## Directions for this task
Quote all of the data below verbatim, line by line, without changing a single character.

## Data for processing

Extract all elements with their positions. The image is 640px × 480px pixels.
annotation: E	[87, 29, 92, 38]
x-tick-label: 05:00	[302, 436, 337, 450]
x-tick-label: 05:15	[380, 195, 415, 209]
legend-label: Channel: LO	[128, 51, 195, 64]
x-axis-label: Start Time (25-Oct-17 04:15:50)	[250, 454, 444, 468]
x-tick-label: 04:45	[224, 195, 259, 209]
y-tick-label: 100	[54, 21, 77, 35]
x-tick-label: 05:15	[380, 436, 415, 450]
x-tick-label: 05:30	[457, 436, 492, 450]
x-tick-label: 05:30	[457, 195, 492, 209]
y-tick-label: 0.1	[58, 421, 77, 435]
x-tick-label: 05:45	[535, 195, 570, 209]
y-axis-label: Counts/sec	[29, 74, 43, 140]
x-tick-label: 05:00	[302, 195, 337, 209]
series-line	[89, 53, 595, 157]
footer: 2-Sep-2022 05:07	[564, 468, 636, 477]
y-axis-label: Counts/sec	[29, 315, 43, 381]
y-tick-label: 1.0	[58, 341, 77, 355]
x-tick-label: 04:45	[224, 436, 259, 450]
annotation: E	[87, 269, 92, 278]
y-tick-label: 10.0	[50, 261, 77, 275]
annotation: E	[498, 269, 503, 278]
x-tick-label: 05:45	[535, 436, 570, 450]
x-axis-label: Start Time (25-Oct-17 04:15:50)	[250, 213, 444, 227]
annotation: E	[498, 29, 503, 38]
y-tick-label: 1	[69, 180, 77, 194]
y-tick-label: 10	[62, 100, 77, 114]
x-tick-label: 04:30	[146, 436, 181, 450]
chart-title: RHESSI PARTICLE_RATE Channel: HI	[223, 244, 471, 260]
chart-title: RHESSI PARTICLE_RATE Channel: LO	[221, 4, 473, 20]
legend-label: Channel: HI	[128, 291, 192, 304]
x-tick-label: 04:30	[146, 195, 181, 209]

## Response
Extract all elements with their positions. The image is 640px × 480px pixels.
annotation: E	[87, 29, 92, 38]
x-tick-label: 05:00	[302, 436, 337, 450]
x-tick-label: 05:15	[380, 195, 415, 209]
legend-label: Channel: LO	[128, 51, 195, 64]
x-axis-label: Start Time (25-Oct-17 04:15:50)	[250, 454, 444, 468]
x-tick-label: 04:45	[224, 195, 259, 209]
y-tick-label: 100	[54, 21, 77, 35]
x-tick-label: 05:15	[380, 436, 415, 450]
x-tick-label: 05:30	[457, 436, 492, 450]
x-tick-label: 05:30	[457, 195, 492, 209]
y-tick-label: 0.1	[58, 421, 77, 435]
x-tick-label: 05:45	[535, 195, 570, 209]
y-axis-label: Counts/sec	[29, 74, 43, 140]
x-tick-label: 05:00	[302, 195, 337, 209]
series-line	[89, 53, 595, 157]
footer: 2-Sep-2022 05:07	[564, 468, 636, 477]
y-axis-label: Counts/sec	[29, 315, 43, 381]
y-tick-label: 1.0	[58, 341, 77, 355]
x-tick-label: 04:45	[224, 436, 259, 450]
annotation: E	[87, 269, 92, 278]
y-tick-label: 10.0	[50, 261, 77, 275]
annotation: E	[498, 269, 503, 278]
x-tick-label: 05:45	[535, 436, 570, 450]
x-axis-label: Start Time (25-Oct-17 04:15:50)	[250, 213, 444, 227]
annotation: E	[498, 29, 503, 38]
y-tick-label: 1	[69, 180, 77, 194]
y-tick-label: 10	[62, 100, 77, 114]
x-tick-label: 04:30	[146, 436, 181, 450]
chart-title: RHESSI PARTICLE_RATE Channel: HI	[223, 244, 471, 260]
chart-title: RHESSI PARTICLE_RATE Channel: LO	[221, 4, 473, 20]
legend-label: Channel: HI	[128, 291, 192, 304]
x-tick-label: 04:30	[146, 195, 181, 209]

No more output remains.